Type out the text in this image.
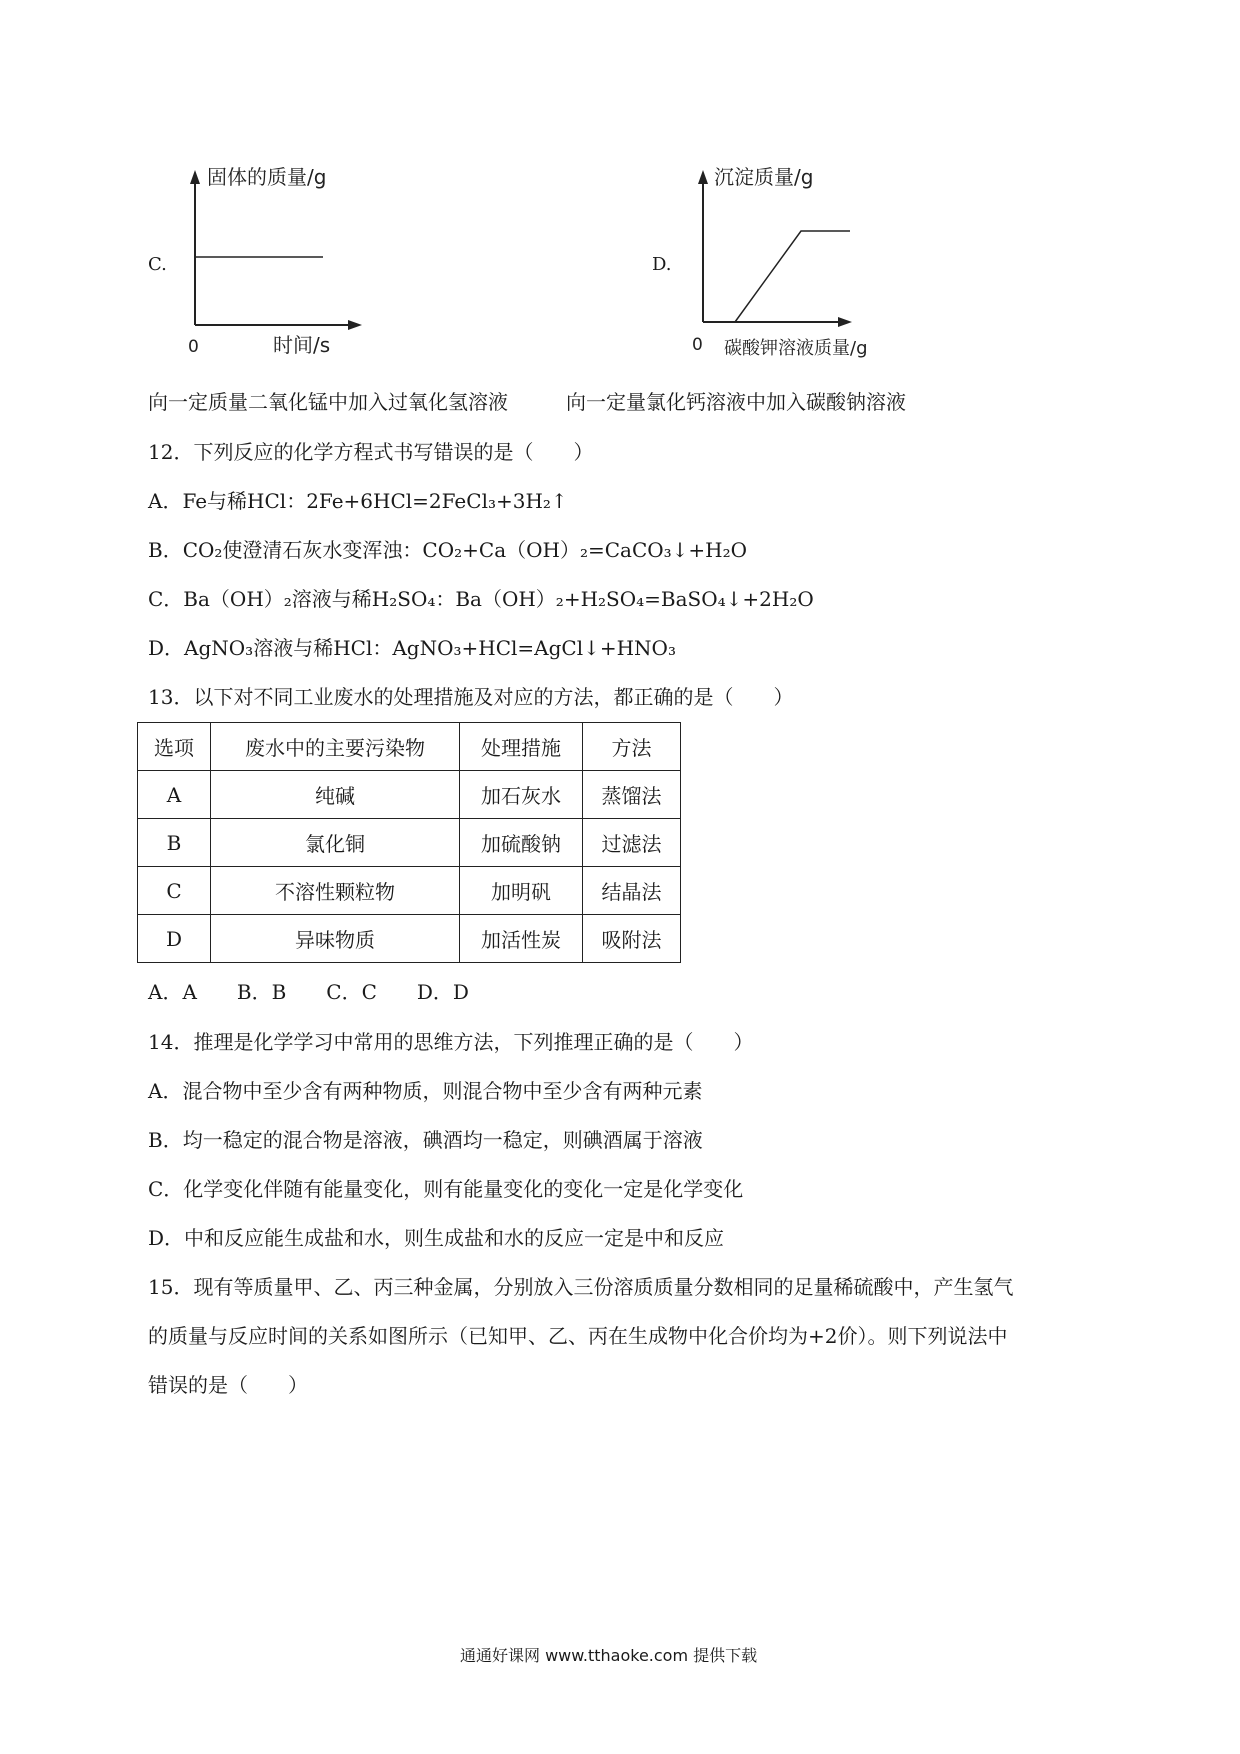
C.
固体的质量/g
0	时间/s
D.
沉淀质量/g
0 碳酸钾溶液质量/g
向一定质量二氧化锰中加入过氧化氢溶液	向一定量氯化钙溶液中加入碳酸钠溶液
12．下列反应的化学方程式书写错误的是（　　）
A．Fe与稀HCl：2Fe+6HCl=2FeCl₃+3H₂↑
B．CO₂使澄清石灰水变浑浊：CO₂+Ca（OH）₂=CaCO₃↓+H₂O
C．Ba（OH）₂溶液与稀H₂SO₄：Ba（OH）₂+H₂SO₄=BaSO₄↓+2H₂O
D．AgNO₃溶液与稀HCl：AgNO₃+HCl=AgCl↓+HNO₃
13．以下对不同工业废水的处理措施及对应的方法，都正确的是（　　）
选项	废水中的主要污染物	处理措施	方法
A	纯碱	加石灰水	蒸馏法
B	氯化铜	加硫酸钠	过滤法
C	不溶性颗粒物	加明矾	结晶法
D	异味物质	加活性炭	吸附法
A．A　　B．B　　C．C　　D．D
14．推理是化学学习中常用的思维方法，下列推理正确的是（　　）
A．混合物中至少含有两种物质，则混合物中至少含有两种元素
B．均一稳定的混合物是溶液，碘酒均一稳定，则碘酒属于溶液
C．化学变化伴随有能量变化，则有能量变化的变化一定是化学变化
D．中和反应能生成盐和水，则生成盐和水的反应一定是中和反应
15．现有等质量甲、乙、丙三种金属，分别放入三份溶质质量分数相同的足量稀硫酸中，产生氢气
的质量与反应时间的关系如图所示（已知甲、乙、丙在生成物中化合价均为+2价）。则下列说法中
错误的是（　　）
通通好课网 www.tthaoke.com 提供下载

-=-=-=-=-

= SET TASK =
Repeat all of the data above word for word, minus the pictures.

= TASK RESULT =
Type out the text in this image.
C.
固体的质量/g
0	时间/s
D.
沉淀质量/g
0 碳酸钾溶液质量/g
向一定质量二氧化锰中加入过氧化氢溶液	向一定量氯化钙溶液中加入碳酸钠溶液
12．下列反应的化学方程式书写错误的是（　　）
A．Fe与稀HCl：2Fe+6HCl=2FeCl₃+3H₂↑
B．CO₂使澄清石灰水变浑浊：CO₂+Ca（OH）₂=CaCO₃↓+H₂O
C．Ba（OH）₂溶液与稀H₂SO₄：Ba（OH）₂+H₂SO₄=BaSO₄↓+2H₂O
D．AgNO₃溶液与稀HCl：AgNO₃+HCl=AgCl↓+HNO₃
13．以下对不同工业废水的处理措施及对应的方法，都正确的是（　　）
选项	废水中的主要污染物	处理措施	方法
A	纯碱	加石灰水	蒸馏法
B	氯化铜	加硫酸钠	过滤法
C	不溶性颗粒物	加明矾	结晶法
D	异味物质	加活性炭	吸附法
A．A　　B．B　　C．C　　D．D
14．推理是化学学习中常用的思维方法，下列推理正确的是（　　）
A．混合物中至少含有两种物质，则混合物中至少含有两种元素
B．均一稳定的混合物是溶液，碘酒均一稳定，则碘酒属于溶液
C．化学变化伴随有能量变化，则有能量变化的变化一定是化学变化
D．中和反应能生成盐和水，则生成盐和水的反应一定是中和反应
15．现有等质量甲、乙、丙三种金属，分别放入三份溶质质量分数相同的足量稀硫酸中，产生氢气
的质量与反应时间的关系如图所示（已知甲、乙、丙在生成物中化合价均为+2价）。则下列说法中
错误的是（　　）
通通好课网 www.tthaoke.com 提供下载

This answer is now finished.